_Required work_: Copy all of the material below exactly.

───── Material provided ─────

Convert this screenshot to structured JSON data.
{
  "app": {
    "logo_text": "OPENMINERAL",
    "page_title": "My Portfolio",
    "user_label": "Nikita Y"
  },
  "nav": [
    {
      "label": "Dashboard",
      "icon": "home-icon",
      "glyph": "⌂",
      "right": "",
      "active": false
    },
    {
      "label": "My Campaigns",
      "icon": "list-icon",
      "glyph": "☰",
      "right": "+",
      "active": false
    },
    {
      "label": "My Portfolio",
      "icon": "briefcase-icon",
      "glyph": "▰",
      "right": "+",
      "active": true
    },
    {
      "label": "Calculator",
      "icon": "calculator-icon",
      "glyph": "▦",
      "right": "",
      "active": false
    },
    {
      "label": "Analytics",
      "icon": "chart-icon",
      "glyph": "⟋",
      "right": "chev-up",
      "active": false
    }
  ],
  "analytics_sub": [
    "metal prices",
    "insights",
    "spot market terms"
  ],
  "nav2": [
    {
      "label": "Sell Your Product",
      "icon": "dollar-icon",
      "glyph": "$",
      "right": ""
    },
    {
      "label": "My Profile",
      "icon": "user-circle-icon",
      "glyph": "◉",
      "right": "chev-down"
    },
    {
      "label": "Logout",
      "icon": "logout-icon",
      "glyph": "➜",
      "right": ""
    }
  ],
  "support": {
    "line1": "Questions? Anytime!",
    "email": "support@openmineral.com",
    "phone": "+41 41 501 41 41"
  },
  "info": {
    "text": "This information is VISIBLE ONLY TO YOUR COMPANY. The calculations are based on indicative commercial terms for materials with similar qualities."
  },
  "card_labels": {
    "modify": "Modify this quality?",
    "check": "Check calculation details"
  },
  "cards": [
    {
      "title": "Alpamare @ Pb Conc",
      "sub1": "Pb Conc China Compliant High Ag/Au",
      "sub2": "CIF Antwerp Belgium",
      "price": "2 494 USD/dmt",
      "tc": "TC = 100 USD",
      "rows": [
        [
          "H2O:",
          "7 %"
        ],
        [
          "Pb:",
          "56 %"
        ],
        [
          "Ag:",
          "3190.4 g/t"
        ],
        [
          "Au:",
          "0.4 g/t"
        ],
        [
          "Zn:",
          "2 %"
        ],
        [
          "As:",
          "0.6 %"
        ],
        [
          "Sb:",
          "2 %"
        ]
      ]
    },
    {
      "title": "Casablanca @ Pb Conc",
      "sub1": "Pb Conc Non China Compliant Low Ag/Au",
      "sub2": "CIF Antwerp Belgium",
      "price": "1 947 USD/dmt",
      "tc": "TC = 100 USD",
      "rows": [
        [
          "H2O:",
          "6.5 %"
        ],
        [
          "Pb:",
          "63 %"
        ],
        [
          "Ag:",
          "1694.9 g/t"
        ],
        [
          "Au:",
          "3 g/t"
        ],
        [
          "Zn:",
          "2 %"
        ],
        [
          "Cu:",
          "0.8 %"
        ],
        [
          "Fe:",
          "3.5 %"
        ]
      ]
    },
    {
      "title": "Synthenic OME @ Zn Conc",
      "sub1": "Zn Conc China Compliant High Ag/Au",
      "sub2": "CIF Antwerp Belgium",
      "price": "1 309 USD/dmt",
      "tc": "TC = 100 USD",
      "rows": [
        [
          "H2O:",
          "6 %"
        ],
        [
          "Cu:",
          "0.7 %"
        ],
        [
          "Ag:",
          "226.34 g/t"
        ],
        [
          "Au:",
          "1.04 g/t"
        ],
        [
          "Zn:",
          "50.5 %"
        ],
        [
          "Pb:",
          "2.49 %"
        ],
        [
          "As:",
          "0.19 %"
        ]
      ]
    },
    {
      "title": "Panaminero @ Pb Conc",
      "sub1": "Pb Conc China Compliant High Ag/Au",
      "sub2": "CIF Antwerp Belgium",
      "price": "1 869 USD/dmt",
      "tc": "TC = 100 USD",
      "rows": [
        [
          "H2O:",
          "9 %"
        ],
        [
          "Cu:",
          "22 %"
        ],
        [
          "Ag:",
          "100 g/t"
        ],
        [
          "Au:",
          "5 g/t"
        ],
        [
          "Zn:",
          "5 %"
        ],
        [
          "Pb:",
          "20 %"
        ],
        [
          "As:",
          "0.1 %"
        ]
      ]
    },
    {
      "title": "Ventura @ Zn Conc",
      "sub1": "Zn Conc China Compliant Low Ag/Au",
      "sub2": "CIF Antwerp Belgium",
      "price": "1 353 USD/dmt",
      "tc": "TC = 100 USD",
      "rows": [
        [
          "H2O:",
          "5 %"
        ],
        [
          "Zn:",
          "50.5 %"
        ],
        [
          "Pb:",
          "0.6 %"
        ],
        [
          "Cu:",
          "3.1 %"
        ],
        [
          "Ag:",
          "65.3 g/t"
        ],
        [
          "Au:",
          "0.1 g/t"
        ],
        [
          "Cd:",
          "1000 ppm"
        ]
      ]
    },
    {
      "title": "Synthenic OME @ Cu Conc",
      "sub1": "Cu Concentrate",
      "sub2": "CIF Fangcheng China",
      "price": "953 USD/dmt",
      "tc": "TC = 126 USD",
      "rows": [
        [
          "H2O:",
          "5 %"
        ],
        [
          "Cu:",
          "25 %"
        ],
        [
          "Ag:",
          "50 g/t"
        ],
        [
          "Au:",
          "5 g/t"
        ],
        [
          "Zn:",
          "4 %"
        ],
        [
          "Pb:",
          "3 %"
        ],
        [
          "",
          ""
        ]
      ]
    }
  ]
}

─────

_The solution_:
Convert this screenshot to structured JSON data.
{
  "app": {
    "logo_text": "OPENMINERAL",
    "page_title": "My Portfolio",
    "user_label": "Nikita Y"
  },
  "nav": [
    {
      "label": "Dashboard",
      "icon": "home-icon",
      "glyph": "⌂",
      "right": "",
      "active": false
    },
    {
      "label": "My Campaigns",
      "icon": "list-icon",
      "glyph": "☰",
      "right": "+",
      "active": false
    },
    {
      "label": "My Portfolio",
      "icon": "briefcase-icon",
      "glyph": "▰",
      "right": "+",
      "active": true
    },
    {
      "label": "Calculator",
      "icon": "calculator-icon",
      "glyph": "▦",
      "right": "",
      "active": false
    },
    {
      "label": "Analytics",
      "icon": "chart-icon",
      "glyph": "⟋",
      "right": "chev-up",
      "active": false
    }
  ],
  "analytics_sub": [
    "metal prices",
    "insights",
    "spot market terms"
  ],
  "nav2": [
    {
      "label": "Sell Your Product",
      "icon": "dollar-icon",
      "glyph": "$",
      "right": ""
    },
    {
      "label": "My Profile",
      "icon": "user-circle-icon",
      "glyph": "◉",
      "right": "chev-down"
    },
    {
      "label": "Logout",
      "icon": "logout-icon",
      "glyph": "➜",
      "right": ""
    }
  ],
  "support": {
    "line1": "Questions? Anytime!",
    "email": "support@openmineral.com",
    "phone": "+41 41 501 41 41"
  },
  "info": {
    "text": "This information is VISIBLE ONLY TO YOUR COMPANY. The calculations are based on indicative commercial terms for materials with similar qualities."
  },
  "card_labels": {
    "modify": "Modify this quality?",
    "check": "Check calculation details"
  },
  "cards": [
    {
      "title": "Alpamare @ Pb Conc",
      "sub1": "Pb Conc China Compliant High Ag/Au",
      "sub2": "CIF Antwerp Belgium",
      "price": "2 494 USD/dmt",
      "tc": "TC = 100 USD",
      "rows": [
        [
          "H2O:",
          "7 %"
        ],
        [
          "Pb:",
          "56 %"
        ],
        [
          "Ag:",
          "3190.4 g/t"
        ],
        [
          "Au:",
          "0.4 g/t"
        ],
        [
          "Zn:",
          "2 %"
        ],
        [
          "As:",
          "0.6 %"
        ],
        [
          "Sb:",
          "2 %"
        ]
      ]
    },
    {
      "title": "Casablanca @ Pb Conc",
      "sub1": "Pb Conc Non China Compliant Low Ag/Au",
      "sub2": "CIF Antwerp Belgium",
      "price": "1 947 USD/dmt",
      "tc": "TC = 100 USD",
      "rows": [
        [
          "H2O:",
          "6.5 %"
        ],
        [
          "Pb:",
          "63 %"
        ],
        [
          "Ag:",
          "1694.9 g/t"
        ],
        [
          "Au:",
          "3 g/t"
        ],
        [
          "Zn:",
          "2 %"
        ],
        [
          "Cu:",
          "0.8 %"
        ],
        [
          "Fe:",
          "3.5 %"
        ]
      ]
    },
    {
      "title": "Synthenic OME @ Zn Conc",
      "sub1": "Zn Conc China Compliant High Ag/Au",
      "sub2": "CIF Antwerp Belgium",
      "price": "1 309 USD/dmt",
      "tc": "TC = 100 USD",
      "rows": [
        [
          "H2O:",
          "6 %"
        ],
        [
          "Cu:",
          "0.7 %"
        ],
        [
          "Ag:",
          "226.34 g/t"
        ],
        [
          "Au:",
          "1.04 g/t"
        ],
        [
          "Zn:",
          "50.5 %"
        ],
        [
          "Pb:",
          "2.49 %"
        ],
        [
          "As:",
          "0.19 %"
        ]
      ]
    },
    {
      "title": "Panaminero @ Pb Conc",
      "sub1": "Pb Conc China Compliant High Ag/Au",
      "sub2": "CIF Antwerp Belgium",
      "price": "1 869 USD/dmt",
      "tc": "TC = 100 USD",
      "rows": [
        [
          "H2O:",
          "9 %"
        ],
        [
          "Cu:",
          "22 %"
        ],
        [
          "Ag:",
          "100 g/t"
        ],
        [
          "Au:",
          "5 g/t"
        ],
        [
          "Zn:",
          "5 %"
        ],
        [
          "Pb:",
          "20 %"
        ],
        [
          "As:",
          "0.1 %"
        ]
      ]
    },
    {
      "title": "Ventura @ Zn Conc",
      "sub1": "Zn Conc China Compliant Low Ag/Au",
      "sub2": "CIF Antwerp Belgium",
      "price": "1 353 USD/dmt",
      "tc": "TC = 100 USD",
      "rows": [
        [
          "H2O:",
          "5 %"
        ],
        [
          "Zn:",
          "50.5 %"
        ],
        [
          "Pb:",
          "0.6 %"
        ],
        [
          "Cu:",
          "3.1 %"
        ],
        [
          "Ag:",
          "65.3 g/t"
        ],
        [
          "Au:",
          "0.1 g/t"
        ],
        [
          "Cd:",
          "1000 ppm"
        ]
      ]
    },
    {
      "title": "Synthenic OME @ Cu Conc",
      "sub1": "Cu Concentrate",
      "sub2": "CIF Fangcheng China",
      "price": "953 USD/dmt",
      "tc": "TC = 126 USD",
      "rows": [
        [
          "H2O:",
          "5 %"
        ],
        [
          "Cu:",
          "25 %"
        ],
        [
          "Ag:",
          "50 g/t"
        ],
        [
          "Au:",
          "5 g/t"
        ],
        [
          "Zn:",
          "4 %"
        ],
        [
          "Pb:",
          "3 %"
        ],
        [
          "",
          ""
        ]
      ]
    }
  ]
}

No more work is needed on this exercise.